▶ _TASK OBJECTIVE_
Only the number is wanted: how many lines of the data contain "Combina"?

▶ _DATASET ROWS_
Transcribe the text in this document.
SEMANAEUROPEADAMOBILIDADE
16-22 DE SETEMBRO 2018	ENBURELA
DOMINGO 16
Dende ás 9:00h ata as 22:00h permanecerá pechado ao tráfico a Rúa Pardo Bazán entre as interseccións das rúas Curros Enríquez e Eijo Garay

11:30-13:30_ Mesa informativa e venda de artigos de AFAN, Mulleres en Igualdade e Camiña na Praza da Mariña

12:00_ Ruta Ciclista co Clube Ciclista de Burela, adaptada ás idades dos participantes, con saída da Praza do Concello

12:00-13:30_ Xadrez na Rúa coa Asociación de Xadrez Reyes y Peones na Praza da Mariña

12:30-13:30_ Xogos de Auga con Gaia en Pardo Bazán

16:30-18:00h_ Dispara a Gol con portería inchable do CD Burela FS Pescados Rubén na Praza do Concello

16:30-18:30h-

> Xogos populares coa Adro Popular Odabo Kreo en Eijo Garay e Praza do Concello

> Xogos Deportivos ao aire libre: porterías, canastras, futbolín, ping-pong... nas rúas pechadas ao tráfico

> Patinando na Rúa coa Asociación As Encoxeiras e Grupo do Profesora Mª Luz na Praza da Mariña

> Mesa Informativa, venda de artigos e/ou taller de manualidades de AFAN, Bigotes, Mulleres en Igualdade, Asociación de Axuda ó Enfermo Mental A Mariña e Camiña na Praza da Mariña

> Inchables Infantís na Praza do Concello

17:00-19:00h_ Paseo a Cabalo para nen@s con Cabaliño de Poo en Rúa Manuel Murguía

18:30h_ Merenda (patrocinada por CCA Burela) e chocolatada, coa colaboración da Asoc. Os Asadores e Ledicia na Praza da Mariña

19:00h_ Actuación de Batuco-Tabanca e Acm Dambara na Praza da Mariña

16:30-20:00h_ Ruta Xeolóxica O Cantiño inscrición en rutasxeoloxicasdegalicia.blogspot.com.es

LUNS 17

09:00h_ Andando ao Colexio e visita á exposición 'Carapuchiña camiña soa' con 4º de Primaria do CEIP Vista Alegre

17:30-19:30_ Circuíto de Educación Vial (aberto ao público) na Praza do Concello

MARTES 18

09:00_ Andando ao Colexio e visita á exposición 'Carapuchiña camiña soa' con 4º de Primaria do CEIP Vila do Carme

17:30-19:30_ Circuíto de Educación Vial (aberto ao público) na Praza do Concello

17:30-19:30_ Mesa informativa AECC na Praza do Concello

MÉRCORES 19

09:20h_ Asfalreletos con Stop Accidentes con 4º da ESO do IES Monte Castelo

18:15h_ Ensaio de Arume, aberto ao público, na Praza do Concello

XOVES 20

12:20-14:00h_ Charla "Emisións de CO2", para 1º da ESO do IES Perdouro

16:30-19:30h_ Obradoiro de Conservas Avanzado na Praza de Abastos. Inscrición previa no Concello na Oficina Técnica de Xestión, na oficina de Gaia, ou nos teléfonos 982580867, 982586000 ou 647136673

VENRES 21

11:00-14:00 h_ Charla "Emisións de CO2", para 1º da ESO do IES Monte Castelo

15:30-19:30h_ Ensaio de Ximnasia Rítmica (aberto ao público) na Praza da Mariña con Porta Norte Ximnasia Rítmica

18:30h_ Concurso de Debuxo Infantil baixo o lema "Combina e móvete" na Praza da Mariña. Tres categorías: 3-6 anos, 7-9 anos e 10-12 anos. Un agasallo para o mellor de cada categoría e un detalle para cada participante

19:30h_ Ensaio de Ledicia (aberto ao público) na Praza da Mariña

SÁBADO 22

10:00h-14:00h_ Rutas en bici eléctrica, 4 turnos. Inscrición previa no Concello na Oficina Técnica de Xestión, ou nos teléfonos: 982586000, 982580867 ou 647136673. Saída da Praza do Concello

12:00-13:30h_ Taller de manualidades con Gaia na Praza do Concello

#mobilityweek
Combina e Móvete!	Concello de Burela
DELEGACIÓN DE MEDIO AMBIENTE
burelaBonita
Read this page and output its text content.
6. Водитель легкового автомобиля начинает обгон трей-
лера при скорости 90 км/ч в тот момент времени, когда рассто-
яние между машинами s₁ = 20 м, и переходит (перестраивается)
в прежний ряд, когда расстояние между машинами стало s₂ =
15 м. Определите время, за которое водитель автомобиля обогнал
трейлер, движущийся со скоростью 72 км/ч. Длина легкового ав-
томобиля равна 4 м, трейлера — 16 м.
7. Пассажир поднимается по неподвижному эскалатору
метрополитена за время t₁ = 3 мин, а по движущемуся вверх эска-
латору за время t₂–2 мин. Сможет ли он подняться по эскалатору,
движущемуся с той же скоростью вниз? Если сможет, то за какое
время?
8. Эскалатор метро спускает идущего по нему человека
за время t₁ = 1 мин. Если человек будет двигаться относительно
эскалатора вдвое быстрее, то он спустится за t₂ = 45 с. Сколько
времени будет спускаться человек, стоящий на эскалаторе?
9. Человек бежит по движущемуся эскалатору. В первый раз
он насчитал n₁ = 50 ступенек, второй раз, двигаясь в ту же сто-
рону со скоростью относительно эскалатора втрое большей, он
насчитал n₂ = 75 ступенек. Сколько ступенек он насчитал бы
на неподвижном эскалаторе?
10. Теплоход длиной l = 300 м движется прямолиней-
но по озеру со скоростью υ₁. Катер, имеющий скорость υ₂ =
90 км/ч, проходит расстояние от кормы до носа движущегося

▶ _TASK RESPONSE_
2